Write out everything from the start of the records down through the line that contains "775, 1186, 849]" again, character for character and including that line.

*DATASET*.
[Start]

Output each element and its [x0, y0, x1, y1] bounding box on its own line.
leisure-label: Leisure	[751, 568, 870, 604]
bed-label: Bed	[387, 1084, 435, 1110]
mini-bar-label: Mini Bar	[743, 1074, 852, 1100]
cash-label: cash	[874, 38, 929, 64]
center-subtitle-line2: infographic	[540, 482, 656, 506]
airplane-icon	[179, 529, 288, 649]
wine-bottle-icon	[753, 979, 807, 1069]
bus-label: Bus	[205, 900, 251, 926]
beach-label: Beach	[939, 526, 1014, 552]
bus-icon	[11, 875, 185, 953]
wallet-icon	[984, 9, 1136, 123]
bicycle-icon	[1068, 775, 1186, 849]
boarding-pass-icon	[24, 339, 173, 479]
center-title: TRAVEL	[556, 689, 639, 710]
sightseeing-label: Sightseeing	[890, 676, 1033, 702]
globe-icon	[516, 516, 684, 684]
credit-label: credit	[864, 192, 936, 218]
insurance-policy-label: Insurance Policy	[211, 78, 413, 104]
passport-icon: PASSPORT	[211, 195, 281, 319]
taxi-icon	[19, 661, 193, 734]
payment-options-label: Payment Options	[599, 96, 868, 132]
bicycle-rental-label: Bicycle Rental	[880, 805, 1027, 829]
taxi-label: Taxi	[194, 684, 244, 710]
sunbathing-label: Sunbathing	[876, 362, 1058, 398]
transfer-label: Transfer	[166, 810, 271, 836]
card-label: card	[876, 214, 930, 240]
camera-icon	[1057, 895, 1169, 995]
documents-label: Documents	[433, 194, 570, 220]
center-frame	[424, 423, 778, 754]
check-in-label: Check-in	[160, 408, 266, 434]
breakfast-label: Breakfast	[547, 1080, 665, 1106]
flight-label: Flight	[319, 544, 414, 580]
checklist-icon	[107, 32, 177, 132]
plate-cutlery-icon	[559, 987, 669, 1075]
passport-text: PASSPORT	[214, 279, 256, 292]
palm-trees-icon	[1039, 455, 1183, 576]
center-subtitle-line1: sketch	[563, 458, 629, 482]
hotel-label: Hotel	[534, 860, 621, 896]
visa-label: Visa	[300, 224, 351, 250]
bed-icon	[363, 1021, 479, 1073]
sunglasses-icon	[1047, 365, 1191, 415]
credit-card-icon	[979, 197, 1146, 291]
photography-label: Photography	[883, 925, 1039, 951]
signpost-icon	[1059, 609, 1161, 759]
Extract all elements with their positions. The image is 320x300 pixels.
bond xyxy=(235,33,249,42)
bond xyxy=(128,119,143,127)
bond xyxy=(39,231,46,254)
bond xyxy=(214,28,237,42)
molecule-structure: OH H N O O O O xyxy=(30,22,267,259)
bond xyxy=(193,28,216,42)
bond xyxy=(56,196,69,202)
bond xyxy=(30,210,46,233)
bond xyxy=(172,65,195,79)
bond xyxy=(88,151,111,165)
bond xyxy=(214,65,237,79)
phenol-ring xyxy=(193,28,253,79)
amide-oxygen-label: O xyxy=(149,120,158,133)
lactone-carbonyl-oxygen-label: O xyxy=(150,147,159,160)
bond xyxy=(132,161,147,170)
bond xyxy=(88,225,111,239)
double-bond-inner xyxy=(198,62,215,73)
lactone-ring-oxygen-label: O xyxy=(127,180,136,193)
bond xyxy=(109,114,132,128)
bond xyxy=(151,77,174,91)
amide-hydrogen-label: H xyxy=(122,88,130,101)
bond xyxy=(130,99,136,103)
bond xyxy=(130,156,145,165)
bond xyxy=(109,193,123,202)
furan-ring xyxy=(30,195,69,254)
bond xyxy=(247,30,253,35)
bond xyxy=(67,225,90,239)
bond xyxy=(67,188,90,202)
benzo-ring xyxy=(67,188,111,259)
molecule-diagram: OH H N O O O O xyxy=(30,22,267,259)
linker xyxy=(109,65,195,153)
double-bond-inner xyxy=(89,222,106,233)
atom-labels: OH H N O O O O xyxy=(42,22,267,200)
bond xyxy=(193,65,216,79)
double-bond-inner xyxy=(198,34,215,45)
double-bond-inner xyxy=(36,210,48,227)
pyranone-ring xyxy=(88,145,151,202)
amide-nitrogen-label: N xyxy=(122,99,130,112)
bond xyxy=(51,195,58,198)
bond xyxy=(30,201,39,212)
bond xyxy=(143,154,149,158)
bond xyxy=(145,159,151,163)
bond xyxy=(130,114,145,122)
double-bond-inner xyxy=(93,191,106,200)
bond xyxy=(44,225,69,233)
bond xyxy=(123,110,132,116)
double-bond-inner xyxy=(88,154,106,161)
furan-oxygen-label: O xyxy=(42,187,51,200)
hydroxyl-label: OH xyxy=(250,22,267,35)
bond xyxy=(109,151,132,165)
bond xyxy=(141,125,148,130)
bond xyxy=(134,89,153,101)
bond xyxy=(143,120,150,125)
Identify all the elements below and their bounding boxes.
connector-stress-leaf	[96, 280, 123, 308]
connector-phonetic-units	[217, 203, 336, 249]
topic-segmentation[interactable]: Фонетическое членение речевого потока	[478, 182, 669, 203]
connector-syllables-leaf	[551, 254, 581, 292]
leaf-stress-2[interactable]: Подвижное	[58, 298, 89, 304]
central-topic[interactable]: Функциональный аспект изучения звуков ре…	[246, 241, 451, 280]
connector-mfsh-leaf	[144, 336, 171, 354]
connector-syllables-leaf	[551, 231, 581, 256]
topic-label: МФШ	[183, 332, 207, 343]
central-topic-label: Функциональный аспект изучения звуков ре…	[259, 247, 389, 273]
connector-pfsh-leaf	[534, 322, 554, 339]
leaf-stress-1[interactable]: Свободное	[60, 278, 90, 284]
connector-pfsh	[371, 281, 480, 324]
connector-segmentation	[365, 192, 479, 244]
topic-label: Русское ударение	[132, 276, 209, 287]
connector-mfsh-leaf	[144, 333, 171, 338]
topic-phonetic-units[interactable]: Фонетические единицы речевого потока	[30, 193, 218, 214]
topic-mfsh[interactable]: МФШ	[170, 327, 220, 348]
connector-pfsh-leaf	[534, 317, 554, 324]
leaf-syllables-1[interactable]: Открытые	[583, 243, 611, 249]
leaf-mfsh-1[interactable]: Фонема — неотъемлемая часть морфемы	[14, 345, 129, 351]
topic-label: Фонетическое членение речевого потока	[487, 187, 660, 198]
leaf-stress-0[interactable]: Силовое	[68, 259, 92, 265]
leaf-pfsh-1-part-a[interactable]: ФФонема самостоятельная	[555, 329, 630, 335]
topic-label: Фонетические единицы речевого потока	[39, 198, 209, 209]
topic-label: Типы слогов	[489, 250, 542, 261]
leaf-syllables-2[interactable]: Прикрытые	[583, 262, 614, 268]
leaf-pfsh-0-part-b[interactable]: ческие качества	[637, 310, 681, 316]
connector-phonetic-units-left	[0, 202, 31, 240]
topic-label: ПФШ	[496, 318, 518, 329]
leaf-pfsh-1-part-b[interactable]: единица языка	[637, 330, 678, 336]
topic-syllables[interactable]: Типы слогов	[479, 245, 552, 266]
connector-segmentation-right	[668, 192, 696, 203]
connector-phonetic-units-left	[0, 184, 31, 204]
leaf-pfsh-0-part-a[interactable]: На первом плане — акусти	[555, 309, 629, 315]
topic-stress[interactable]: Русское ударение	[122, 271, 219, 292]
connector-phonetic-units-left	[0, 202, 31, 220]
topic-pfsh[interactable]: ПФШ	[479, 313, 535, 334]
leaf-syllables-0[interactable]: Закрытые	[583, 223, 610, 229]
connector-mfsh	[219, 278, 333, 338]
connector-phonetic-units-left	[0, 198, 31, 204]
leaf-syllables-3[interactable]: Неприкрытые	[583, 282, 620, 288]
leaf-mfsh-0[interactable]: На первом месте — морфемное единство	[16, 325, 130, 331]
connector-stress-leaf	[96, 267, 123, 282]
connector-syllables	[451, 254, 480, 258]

[End]

*SOLUTION FOR THIS EXERCISE*.
Output each element and its [x0, y0, x1, y1] bounding box on its own line.
leisure-label: Leisure	[751, 568, 870, 604]
bed-label: Bed	[387, 1084, 435, 1110]
mini-bar-label: Mini Bar	[743, 1074, 852, 1100]
cash-label: cash	[874, 38, 929, 64]
center-subtitle-line2: infographic	[540, 482, 656, 506]
airplane-icon	[179, 529, 288, 649]
wine-bottle-icon	[753, 979, 807, 1069]
bus-label: Bus	[205, 900, 251, 926]
beach-label: Beach	[939, 526, 1014, 552]
bus-icon	[11, 875, 185, 953]
wallet-icon	[984, 9, 1136, 123]
bicycle-icon	[1068, 775, 1186, 849]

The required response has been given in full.